Request
Repeat each line exactly, leaving nothing out.

--

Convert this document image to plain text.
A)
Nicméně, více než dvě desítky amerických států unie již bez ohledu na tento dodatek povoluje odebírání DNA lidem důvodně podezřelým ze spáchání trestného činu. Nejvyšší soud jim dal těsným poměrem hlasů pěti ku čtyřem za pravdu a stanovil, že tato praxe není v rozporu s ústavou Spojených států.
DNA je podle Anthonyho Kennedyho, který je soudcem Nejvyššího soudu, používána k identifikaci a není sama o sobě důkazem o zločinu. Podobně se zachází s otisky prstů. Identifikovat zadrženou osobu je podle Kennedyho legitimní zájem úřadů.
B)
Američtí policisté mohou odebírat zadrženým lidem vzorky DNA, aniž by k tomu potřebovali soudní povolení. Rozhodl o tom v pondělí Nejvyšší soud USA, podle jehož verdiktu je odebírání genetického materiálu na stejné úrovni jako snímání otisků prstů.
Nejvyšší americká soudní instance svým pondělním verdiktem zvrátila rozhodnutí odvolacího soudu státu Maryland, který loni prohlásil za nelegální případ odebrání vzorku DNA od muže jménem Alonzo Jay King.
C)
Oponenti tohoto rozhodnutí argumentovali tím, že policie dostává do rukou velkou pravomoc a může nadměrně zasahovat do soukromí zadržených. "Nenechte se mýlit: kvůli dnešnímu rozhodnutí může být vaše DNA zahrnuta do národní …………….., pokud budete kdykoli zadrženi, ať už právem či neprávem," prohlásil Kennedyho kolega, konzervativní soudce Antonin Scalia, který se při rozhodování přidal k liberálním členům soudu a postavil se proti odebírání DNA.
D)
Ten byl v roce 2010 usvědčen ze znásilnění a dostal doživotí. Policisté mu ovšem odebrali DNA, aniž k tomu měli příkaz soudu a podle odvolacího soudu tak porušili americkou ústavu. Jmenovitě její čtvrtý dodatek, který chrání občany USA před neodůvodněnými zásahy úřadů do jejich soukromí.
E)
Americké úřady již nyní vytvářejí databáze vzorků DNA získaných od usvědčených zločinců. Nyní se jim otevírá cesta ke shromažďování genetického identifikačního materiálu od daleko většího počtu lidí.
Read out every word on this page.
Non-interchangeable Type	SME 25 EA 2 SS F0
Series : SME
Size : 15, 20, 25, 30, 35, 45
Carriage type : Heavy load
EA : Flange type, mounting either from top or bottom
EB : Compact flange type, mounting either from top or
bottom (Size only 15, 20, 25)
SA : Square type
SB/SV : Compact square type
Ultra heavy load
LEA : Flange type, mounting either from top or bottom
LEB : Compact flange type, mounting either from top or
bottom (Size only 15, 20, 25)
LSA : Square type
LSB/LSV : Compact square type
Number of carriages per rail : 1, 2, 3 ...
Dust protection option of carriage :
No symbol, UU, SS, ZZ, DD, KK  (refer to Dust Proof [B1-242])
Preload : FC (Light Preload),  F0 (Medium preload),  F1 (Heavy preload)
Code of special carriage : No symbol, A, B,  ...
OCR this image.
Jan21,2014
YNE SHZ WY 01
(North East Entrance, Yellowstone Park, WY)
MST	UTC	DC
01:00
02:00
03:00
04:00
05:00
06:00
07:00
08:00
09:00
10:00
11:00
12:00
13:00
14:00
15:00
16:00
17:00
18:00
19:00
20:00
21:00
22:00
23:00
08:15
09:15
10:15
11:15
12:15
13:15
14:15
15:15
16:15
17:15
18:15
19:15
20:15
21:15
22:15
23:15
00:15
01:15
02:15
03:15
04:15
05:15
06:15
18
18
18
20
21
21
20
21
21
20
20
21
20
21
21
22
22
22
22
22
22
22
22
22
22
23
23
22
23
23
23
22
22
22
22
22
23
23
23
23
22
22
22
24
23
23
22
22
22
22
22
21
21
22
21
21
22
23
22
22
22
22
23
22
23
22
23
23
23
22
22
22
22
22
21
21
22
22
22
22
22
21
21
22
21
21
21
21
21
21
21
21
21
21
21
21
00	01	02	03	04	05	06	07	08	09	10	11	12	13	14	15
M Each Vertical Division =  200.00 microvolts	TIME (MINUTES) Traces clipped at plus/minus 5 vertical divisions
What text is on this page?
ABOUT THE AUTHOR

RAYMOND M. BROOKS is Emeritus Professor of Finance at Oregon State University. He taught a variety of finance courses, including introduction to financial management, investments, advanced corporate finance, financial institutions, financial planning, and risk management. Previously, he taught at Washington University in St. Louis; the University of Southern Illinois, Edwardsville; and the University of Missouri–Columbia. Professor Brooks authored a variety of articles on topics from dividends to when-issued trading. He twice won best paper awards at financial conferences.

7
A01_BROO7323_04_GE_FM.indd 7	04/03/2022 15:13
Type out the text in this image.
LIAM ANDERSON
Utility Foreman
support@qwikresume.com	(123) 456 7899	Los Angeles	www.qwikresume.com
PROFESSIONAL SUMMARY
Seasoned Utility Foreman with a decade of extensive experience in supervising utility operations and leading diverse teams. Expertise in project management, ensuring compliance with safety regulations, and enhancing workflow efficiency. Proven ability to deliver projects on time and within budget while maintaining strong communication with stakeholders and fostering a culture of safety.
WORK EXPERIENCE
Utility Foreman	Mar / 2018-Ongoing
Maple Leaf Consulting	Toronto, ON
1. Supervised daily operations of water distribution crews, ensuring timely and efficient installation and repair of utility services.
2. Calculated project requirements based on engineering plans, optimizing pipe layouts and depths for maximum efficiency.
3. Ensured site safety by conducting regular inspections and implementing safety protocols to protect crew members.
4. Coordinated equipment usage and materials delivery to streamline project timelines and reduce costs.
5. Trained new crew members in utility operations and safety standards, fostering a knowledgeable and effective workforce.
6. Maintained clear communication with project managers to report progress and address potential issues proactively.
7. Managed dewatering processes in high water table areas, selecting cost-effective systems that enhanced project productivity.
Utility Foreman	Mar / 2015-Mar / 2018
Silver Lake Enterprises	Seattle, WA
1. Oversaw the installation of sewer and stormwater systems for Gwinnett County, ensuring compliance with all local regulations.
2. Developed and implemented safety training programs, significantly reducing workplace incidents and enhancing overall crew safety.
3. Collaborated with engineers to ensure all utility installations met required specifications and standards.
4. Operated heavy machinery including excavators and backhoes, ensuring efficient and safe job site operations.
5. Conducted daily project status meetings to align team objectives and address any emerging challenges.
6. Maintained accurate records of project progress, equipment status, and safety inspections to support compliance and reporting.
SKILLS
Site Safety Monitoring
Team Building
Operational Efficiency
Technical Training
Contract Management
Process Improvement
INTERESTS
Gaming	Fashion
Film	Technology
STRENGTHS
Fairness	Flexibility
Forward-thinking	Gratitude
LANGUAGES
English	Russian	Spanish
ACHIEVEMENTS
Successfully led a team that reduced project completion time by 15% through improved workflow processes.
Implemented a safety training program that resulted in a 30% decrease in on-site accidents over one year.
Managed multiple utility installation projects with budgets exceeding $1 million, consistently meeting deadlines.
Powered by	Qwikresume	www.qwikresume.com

--

The completed task
Convert this document image to plain text.
A)
Nicméně, více než dvě desítky amerických států unie již bez ohledu na tento dodatek povoluje odebírání DNA lidem důvodně podezřelým ze spáchání trestného činu. Nejvyšší soud jim dal těsným poměrem hlasů pěti ku čtyřem za pravdu a stanovil, že tato praxe není v rozporu s ústavou Spojených států.
DNA je podle Anthonyho Kennedyho, který je soudcem Nejvyššího soudu, používána k identifikaci a není sama o sobě důkazem o zločinu. Podobně se zachází s otisky prstů. Identifikovat zadrženou osobu je podle Kennedyho legitimní zájem úřadů.
B)
Američtí policisté mohou odebírat zadrženým lidem vzorky DNA, aniž by k tomu potřebovali soudní povolení. Rozhodl o tom v pondělí Nejvyšší soud USA, podle jehož verdiktu je odebírání genetického materiálu na stejné úrovni jako snímání otisků prstů.
Nejvyšší americká soudní instance svým pondělním verdiktem zvrátila rozhodnutí odvolacího soudu státu Maryland, který loni prohlásil za nelegální případ odebrání vzorku DNA od muže jménem Alonzo Jay King.
C)
Oponenti tohoto rozhodnutí argumentovali tím, že policie dostává do rukou velkou pravomoc a může nadměrně zasahovat do soukromí zadržených. "Nenechte se mýlit: kvůli dnešnímu rozhodnutí může být vaše DNA zahrnuta do národní …………….., pokud budete kdykoli zadrženi, ať už právem či neprávem," prohlásil Kennedyho kolega, konzervativní soudce Antonin Scalia, který se při rozhodování přidal k liberálním členům soudu a postavil se proti odebírání DNA.
D)
Ten byl v roce 2010 usvědčen ze znásilnění a dostal doživotí. Policisté mu ovšem odebrali DNA, aniž k tomu měli příkaz soudu a podle odvolacího soudu tak porušili americkou ústavu. Jmenovitě její čtvrtý dodatek, který chrání občany USA před neodůvodněnými zásahy úřadů do jejich soukromí.
E)
Americké úřady již nyní vytvářejí databáze vzorků DNA získaných od usvědčených zločinců. Nyní se jim otevírá cesta ke shromažďování genetického identifikačního materiálu od daleko většího počtu lidí.
Read out every word on this page.
Non-interchangeable Type	SME 25 EA 2 SS F0
Series : SME
Size : 15, 20, 25, 30, 35, 45
Carriage type : Heavy load
EA : Flange type, mounting either from top or bottom
EB : Compact flange type, mounting either from top or
bottom (Size only 15, 20, 25)
SA : Square type
SB/SV : Compact square type
Ultra heavy load
LEA : Flange type, mounting either from top or bottom
LEB : Compact flange type, mounting either from top or
bottom (Size only 15, 20, 25)
LSA : Square type
LSB/LSV : Compact square type
Number of carriages per rail : 1, 2, 3 ...
Dust protection option of carriage :
No symbol, UU, SS, ZZ, DD, KK  (refer to Dust Proof [B1-242])
Preload : FC (Light Preload),  F0 (Medium preload),  F1 (Heavy preload)
Code of special carriage : No symbol, A, B,  ...
OCR this image.
Jan21,2014
YNE SHZ WY 01
(North East Entrance, Yellowstone Park, WY)
MST	UTC	DC
01:00
02:00
03:00
04:00
05:00
06:00
07:00
08:00
09:00
10:00
11:00
12:00
13:00
14:00
15:00
16:00
17:00
18:00
19:00
20:00
21:00
22:00
23:00
08:15
09:15
10:15
11:15
12:15
13:15
14:15
15:15
16:15
17:15
18:15
19:15
20:15
21:15
22:15
23:15
00:15
01:15
02:15
03:15
04:15
05:15
06:15
18
18
18
20
21
21
20
21
21
20
20
21
20
21
21
22
22
22
22
22
22
22
22
22
22
23
23
22
23
23
23
22
22
22
22
22
23
23
23
23
22
22
22
24
23
23
22
22
22
22
22
21
21
22
21
21
22
23
22
22
22
22
23
22
23
22
23
23
23
22
22
22
22
22
21
21
22
22
22
22
22
21
21
22
21
21
21
21
21
21
21
21
21
21
21
21
00	01	02	03	04	05	06	07	08	09	10	11	12	13	14	15
M Each Vertical Division =  200.00 microvolts	TIME (MINUTES) Traces clipped at plus/minus 5 vertical divisions
What text is on this page?
ABOUT THE AUTHOR

RAYMOND M. BROOKS is Emeritus Professor of Finance at Oregon State University. He taught a variety of finance courses, including introduction to financial management, investments, advanced corporate finance, financial institutions, financial planning, and risk management. Previously, he taught at Washington University in St. Louis; the University of Southern Illinois, Edwardsville; and the University of Missouri–Columbia. Professor Brooks authored a variety of articles on topics from dividends to when-issued trading. He twice won best paper awards at financial conferences.

7
A01_BROO7323_04_GE_FM.indd 7	04/03/2022 15:13
Type out the text in this image.
LIAM ANDERSON
Utility Foreman
support@qwikresume.com	(123) 456 7899	Los Angeles	www.qwikresume.com
PROFESSIONAL SUMMARY
Seasoned Utility Foreman with a decade of extensive experience in supervising utility operations and leading diverse teams. Expertise in project management, ensuring compliance with safety regulations, and enhancing workflow efficiency. Proven ability to deliver projects on time and within budget while maintaining strong communication with stakeholders and fostering a culture of safety.
WORK EXPERIENCE
Utility Foreman	Mar / 2018-Ongoing
Maple Leaf Consulting	Toronto, ON
1. Supervised daily operations of water distribution crews, ensuring timely and efficient installation and repair of utility services.
2. Calculated project requirements based on engineering plans, optimizing pipe layouts and depths for maximum efficiency.
3. Ensured site safety by conducting regular inspections and implementing safety protocols to protect crew members.
4. Coordinated equipment usage and materials delivery to streamline project timelines and reduce costs.
5. Trained new crew members in utility operations and safety standards, fostering a knowledgeable and effective workforce.
6. Maintained clear communication with project managers to report progress and address potential issues proactively.
7. Managed dewatering processes in high water table areas, selecting cost-effective systems that enhanced project productivity.
Utility Foreman	Mar / 2015-Mar / 2018
Silver Lake Enterprises	Seattle, WA
1. Oversaw the installation of sewer and stormwater systems for Gwinnett County, ensuring compliance with all local regulations.
2. Developed and implemented safety training programs, significantly reducing workplace incidents and enhancing overall crew safety.
3. Collaborated with engineers to ensure all utility installations met required specifications and standards.
4. Operated heavy machinery including excavators and backhoes, ensuring efficient and safe job site operations.
5. Conducted daily project status meetings to align team objectives and address any emerging challenges.
6. Maintained accurate records of project progress, equipment status, and safety inspections to support compliance and reporting.
SKILLS
Site Safety Monitoring
Team Building
Operational Efficiency
Technical Training
Contract Management
Process Improvement
INTERESTS
Gaming	Fashion
Film	Technology
STRENGTHS
Fairness	Flexibility
Forward-thinking	Gratitude
LANGUAGES
English	Russian	Spanish
ACHIEVEMENTS
Successfully led a team that reduced project completion time by 15% through improved workflow processes.
Implemented a safety training program that resulted in a 30% decrease in on-site accidents over one year.
Managed multiple utility installation projects with budgets exceeding $1 million, consistently meeting deadlines.
Powered by	Qwikresume	www.qwikresume.com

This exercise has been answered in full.